Objective:
Reproduce all of the material word for word.

(Entries taken from a collection)
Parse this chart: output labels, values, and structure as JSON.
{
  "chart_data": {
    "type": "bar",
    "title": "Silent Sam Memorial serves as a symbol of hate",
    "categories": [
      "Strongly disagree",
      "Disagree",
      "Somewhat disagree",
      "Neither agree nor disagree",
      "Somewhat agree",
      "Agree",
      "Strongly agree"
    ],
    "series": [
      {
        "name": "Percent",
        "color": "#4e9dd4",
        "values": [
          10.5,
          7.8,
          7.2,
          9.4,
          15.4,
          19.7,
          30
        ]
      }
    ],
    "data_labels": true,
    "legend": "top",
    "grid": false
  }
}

The reply:
Parse this chart: output labels, values, and structure as JSON.
{
  "chart_data": {
    "type": "bar",
    "title": "Silent Sam Memorial serves as a symbol of hate",
    "categories": [
      "Strongly disagree",
      "Disagree",
      "Somewhat disagree",
      "Neither agree nor disagree",
      "Somewhat agree",
      "Agree",
      "Strongly agree"
    ],
    "series": [
      {
        "name": "Percent",
        "color": "#4e9dd4",
        "values": [
          10.5,
          7.8,
          7.2,
          9.4,
          15.4,
          19.7,
          30
        ]
      }
    ],
    "data_labels": true,
    "legend": "top",
    "grid": false
  }
}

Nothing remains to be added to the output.